Exercise task:
Report all lines from the entries below in which "hommes" appears.

Dataset excerpts:
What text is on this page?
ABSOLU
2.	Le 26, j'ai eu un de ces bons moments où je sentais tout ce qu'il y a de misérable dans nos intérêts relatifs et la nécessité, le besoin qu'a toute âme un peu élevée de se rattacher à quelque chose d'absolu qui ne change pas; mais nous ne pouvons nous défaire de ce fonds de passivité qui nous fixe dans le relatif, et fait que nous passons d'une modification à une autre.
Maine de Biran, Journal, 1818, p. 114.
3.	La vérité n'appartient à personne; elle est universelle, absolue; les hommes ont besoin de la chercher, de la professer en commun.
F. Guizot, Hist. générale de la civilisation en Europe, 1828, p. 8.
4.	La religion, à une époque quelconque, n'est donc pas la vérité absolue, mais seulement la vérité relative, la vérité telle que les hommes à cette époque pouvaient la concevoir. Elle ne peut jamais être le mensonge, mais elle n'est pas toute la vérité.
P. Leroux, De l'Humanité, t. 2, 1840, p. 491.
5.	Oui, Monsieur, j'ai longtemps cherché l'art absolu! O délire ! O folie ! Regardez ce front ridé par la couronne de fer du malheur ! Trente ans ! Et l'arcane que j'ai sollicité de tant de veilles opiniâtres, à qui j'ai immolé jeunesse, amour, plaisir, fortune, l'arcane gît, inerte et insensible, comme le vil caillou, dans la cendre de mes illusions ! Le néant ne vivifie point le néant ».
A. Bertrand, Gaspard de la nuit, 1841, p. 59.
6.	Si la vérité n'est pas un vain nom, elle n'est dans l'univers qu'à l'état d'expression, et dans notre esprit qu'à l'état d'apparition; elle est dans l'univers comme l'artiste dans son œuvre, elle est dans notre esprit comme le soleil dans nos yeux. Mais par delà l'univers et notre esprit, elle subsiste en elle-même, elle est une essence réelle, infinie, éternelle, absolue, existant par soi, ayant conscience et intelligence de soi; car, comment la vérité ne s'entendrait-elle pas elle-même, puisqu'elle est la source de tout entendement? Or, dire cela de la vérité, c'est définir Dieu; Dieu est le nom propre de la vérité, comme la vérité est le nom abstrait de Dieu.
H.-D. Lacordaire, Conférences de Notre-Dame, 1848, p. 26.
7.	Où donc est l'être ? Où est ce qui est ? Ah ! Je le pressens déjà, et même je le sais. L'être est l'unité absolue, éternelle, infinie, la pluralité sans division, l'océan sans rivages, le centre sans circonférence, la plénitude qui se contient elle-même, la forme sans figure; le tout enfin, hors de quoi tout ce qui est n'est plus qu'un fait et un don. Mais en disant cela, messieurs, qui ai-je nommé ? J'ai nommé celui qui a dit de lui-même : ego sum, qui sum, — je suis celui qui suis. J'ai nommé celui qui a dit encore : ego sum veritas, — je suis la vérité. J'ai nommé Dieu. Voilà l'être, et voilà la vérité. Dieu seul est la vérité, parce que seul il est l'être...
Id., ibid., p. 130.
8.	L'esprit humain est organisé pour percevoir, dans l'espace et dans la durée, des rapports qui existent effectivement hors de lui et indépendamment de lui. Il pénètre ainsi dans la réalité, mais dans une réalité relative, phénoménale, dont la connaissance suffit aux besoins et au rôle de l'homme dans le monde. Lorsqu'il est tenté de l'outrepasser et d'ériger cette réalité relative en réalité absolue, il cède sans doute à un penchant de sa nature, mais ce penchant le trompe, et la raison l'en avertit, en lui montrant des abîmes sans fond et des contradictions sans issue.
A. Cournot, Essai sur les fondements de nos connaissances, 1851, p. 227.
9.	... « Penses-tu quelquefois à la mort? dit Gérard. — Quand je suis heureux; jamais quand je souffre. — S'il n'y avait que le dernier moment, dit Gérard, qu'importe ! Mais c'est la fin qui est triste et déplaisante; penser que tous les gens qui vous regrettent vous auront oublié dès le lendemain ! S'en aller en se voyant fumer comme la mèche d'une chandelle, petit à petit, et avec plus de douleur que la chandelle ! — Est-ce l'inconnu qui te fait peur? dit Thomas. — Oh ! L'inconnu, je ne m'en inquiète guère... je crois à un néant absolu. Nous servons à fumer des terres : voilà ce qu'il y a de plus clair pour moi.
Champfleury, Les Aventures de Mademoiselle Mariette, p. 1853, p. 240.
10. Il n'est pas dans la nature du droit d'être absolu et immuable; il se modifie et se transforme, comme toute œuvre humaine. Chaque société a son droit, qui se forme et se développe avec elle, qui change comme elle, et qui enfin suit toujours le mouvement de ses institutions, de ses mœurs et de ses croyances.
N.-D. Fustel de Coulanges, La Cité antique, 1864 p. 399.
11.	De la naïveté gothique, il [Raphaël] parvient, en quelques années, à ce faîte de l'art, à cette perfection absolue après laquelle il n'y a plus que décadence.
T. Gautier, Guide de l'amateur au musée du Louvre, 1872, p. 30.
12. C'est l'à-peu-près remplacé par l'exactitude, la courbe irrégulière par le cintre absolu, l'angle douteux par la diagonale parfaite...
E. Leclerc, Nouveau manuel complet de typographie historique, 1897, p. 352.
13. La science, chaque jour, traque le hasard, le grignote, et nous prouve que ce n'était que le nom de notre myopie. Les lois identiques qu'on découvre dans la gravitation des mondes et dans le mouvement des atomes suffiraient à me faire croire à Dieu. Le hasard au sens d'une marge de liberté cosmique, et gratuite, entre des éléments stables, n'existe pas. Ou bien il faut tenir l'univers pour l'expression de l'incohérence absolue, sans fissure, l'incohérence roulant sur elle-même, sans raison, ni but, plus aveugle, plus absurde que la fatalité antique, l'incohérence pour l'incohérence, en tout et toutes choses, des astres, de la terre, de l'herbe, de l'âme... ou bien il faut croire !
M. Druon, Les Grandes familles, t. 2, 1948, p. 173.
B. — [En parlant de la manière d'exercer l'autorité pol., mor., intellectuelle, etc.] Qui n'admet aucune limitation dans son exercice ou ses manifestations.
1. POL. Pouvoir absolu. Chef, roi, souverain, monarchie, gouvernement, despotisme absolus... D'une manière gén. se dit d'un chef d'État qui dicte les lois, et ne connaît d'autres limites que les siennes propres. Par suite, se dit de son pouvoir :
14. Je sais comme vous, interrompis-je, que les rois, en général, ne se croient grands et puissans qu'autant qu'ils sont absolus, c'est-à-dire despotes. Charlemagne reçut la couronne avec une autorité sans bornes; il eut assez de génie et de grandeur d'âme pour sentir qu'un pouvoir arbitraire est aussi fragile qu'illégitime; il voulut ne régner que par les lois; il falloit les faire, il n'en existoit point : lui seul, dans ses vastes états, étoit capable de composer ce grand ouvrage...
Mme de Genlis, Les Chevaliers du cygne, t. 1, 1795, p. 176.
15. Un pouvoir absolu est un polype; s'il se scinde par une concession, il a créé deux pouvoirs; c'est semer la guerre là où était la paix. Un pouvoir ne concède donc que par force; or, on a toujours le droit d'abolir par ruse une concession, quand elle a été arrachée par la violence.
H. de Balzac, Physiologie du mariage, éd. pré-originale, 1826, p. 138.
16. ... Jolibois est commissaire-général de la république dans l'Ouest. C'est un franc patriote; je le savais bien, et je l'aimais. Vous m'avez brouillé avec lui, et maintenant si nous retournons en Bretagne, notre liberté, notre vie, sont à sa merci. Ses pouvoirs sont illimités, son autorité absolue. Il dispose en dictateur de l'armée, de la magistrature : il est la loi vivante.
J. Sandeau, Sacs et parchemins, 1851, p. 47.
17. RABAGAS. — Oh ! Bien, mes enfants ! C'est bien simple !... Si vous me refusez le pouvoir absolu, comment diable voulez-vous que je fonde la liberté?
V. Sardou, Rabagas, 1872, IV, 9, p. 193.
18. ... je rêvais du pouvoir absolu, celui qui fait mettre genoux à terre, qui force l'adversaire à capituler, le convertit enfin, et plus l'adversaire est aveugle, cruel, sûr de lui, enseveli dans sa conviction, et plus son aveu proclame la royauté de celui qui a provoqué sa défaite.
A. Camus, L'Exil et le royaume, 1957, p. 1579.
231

Answer for the task:
3.	La vérité n'appartient à personne; elle est universelle, absolue; les hommes ont besoin de la chercher, de la professer en commun.
4.	La religion, à une époque quelconque, n'est donc pas la vérité absolue, mais seulement la vérité relative, la vérité telle que les hommes à cette époque pouvaient la concevoir. Elle ne peut jamais être le mensonge, mais elle n'est pas toute la vérité.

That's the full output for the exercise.